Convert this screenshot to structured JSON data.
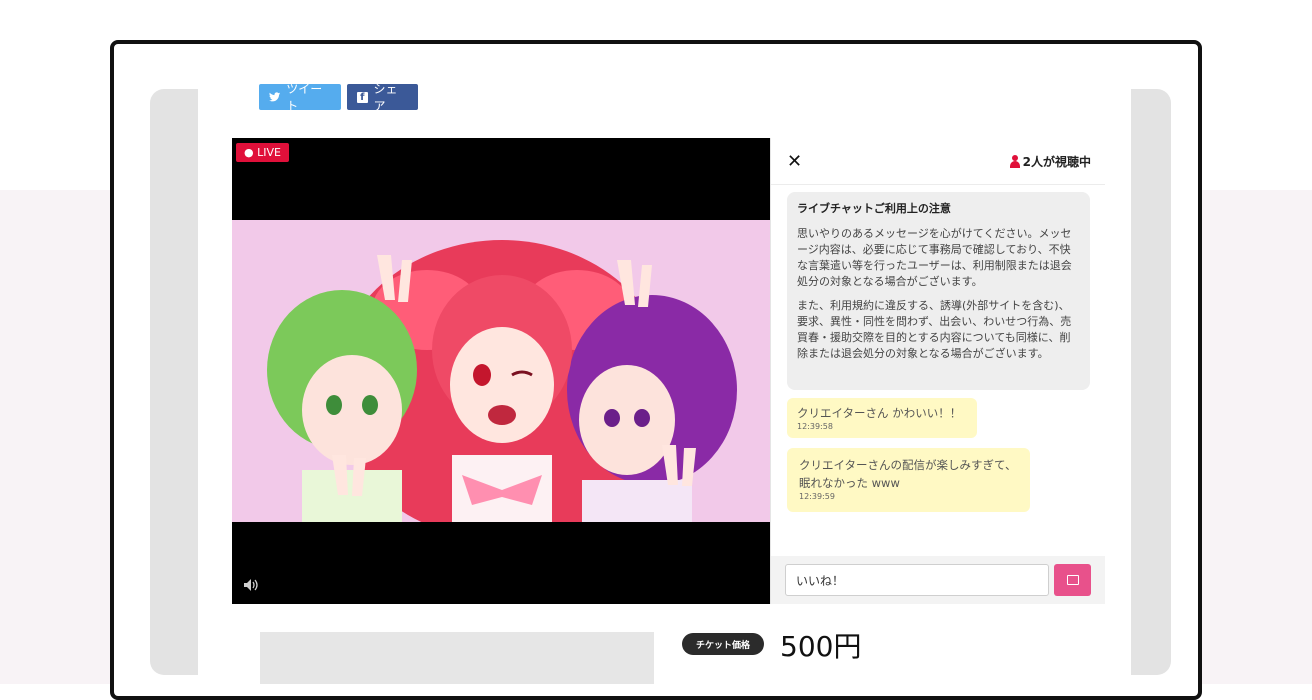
{
  "share": {
    "tweet_label": "ツイート",
    "share_label": "シェア"
  },
  "video": {
    "live_label": "● LIVE"
  },
  "chat": {
    "close_symbol": "✕",
    "viewers": "2人が視聴中",
    "notice": {
      "title": "ライブチャットご利用上の注意",
      "paragraph1": "思いやりのあるメッセージを心がけてください。メッセージ内容は、必要に応じて事務局で確認しており、不快な言葉遣い等を行ったユーザーは、利用制限または退会処分の対象となる場合がございます。",
      "paragraph2": "また、利用規約に違反する、誘導(外部サイトを含む)、要求、異性・同性を問わず、出会い、わいせつ行為、売買春・援助交際を目的とする内容についても同様に、削除または退会処分の対象となる場合がございます。"
    },
    "messages": [
      {
        "text": "クリエイターさん かわいい！！",
        "time": "12:39:58"
      },
      {
        "text": "クリエイターさんの配信が楽しみすぎて、眠れなかった www",
        "time": "12:39:59"
      }
    ],
    "input_value": "いいね！"
  },
  "ticket": {
    "badge": "チケット価格",
    "price": "500円"
  },
  "colors": {
    "live_red": "#e0103a",
    "send_pink": "#e8518b",
    "twitter_blue": "#55acee",
    "facebook_blue": "#3b5998",
    "message_yellow": "#fff9c4"
  }
}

********

*Directions for this task*: Give all the entries again exactly, dropping each picture.

*Task output*:
Convert this screenshot to structured JSON data.
{
  "share": {
    "tweet_label": "ツイート",
    "share_label": "シェア"
  },
  "video": {
    "live_label": "● LIVE"
  },
  "chat": {
    "close_symbol": "✕",
    "viewers": "2人が視聴中",
    "notice": {
      "title": "ライブチャットご利用上の注意",
      "paragraph1": "思いやりのあるメッセージを心がけてください。メッセージ内容は、必要に応じて事務局で確認しており、不快な言葉遣い等を行ったユーザーは、利用制限または退会処分の対象となる場合がございます。",
      "paragraph2": "また、利用規約に違反する、誘導(外部サイトを含む)、要求、異性・同性を問わず、出会い、わいせつ行為、売買春・援助交際を目的とする内容についても同様に、削除または退会処分の対象となる場合がございます。"
    },
    "messages": [
      {
        "text": "クリエイターさん かわいい！！",
        "time": "12:39:58"
      },
      {
        "text": "クリエイターさんの配信が楽しみすぎて、眠れなかった www",
        "time": "12:39:59"
      }
    ],
    "input_value": "いいね！"
  },
  "ticket": {
    "badge": "チケット価格",
    "price": "500円"
  },
  "colors": {
    "live_red": "#e0103a",
    "send_pink": "#e8518b",
    "twitter_blue": "#55acee",
    "facebook_blue": "#3b5998",
    "message_yellow": "#fff9c4"
  }
}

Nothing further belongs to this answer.